#### SOURCE DATA ####

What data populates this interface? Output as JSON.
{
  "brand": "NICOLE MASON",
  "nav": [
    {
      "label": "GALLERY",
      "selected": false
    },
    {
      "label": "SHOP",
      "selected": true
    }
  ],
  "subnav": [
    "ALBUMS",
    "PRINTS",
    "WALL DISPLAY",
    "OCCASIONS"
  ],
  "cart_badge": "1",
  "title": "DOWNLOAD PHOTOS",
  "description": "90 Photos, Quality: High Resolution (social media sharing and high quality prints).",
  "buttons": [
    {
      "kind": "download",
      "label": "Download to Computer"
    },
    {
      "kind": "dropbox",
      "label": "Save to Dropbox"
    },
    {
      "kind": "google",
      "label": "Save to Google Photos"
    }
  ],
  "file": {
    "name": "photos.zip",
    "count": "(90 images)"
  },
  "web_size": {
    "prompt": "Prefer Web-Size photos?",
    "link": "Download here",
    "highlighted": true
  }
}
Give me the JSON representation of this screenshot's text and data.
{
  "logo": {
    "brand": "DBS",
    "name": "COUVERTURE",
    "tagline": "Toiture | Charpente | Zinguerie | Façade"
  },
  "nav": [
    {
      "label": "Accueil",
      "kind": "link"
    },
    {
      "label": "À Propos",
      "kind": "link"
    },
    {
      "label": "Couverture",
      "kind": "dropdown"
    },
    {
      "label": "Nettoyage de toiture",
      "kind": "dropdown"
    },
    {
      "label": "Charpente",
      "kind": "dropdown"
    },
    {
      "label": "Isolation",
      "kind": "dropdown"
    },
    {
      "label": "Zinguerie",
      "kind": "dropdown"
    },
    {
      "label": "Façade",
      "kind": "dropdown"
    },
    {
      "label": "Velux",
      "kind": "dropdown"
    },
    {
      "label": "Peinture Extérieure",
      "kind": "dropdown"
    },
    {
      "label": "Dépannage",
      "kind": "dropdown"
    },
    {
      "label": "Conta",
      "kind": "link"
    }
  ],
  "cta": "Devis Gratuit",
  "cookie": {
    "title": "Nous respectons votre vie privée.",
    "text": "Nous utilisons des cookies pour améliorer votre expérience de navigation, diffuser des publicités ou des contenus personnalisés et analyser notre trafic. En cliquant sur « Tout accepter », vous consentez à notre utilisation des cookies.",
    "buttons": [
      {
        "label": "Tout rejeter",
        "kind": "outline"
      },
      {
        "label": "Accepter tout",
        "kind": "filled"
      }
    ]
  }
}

####

> _GIVEN INSTRUCTION_: Repeat every line of the material exactly as given.

> _CORRECT OUTPUT_:
What data populates this interface? Output as JSON.
{
  "brand": "NICOLE MASON",
  "nav": [
    {
      "label": "GALLERY",
      "selected": false
    },
    {
      "label": "SHOP",
      "selected": true
    }
  ],
  "subnav": [
    "ALBUMS",
    "PRINTS",
    "WALL DISPLAY",
    "OCCASIONS"
  ],
  "cart_badge": "1",
  "title": "DOWNLOAD PHOTOS",
  "description": "90 Photos, Quality: High Resolution (social media sharing and high quality prints).",
  "buttons": [
    {
      "kind": "download",
      "label": "Download to Computer"
    },
    {
      "kind": "dropbox",
      "label": "Save to Dropbox"
    },
    {
      "kind": "google",
      "label": "Save to Google Photos"
    }
  ],
  "file": {
    "name": "photos.zip",
    "count": "(90 images)"
  },
  "web_size": {
    "prompt": "Prefer Web-Size photos?",
    "link": "Download here",
    "highlighted": true
  }
}
Give me the JSON representation of this screenshot's text and data.
{
  "logo": {
    "brand": "DBS",
    "name": "COUVERTURE",
    "tagline": "Toiture | Charpente | Zinguerie | Façade"
  },
  "nav": [
    {
      "label": "Accueil",
      "kind": "link"
    },
    {
      "label": "À Propos",
      "kind": "link"
    },
    {
      "label": "Couverture",
      "kind": "dropdown"
    },
    {
      "label": "Nettoyage de toiture",
      "kind": "dropdown"
    },
    {
      "label": "Charpente",
      "kind": "dropdown"
    },
    {
      "label": "Isolation",
      "kind": "dropdown"
    },
    {
      "label": "Zinguerie",
      "kind": "dropdown"
    },
    {
      "label": "Façade",
      "kind": "dropdown"
    },
    {
      "label": "Velux",
      "kind": "dropdown"
    },
    {
      "label": "Peinture Extérieure",
      "kind": "dropdown"
    },
    {
      "label": "Dépannage",
      "kind": "dropdown"
    },
    {
      "label": "Conta",
      "kind": "link"
    }
  ],
  "cta": "Devis Gratuit",
  "cookie": {
    "title": "Nous respectons votre vie privée.",
    "text": "Nous utilisons des cookies pour améliorer votre expérience de navigation, diffuser des publicités ou des contenus personnalisés et analyser notre trafic. En cliquant sur « Tout accepter », vous consentez à notre utilisation des cookies.",
    "buttons": [
      {
        "label": "Tout rejeter",
        "kind": "outline"
      },
      {
        "label": "Accepter tout",
        "kind": "filled"
      }
    ]
  }
}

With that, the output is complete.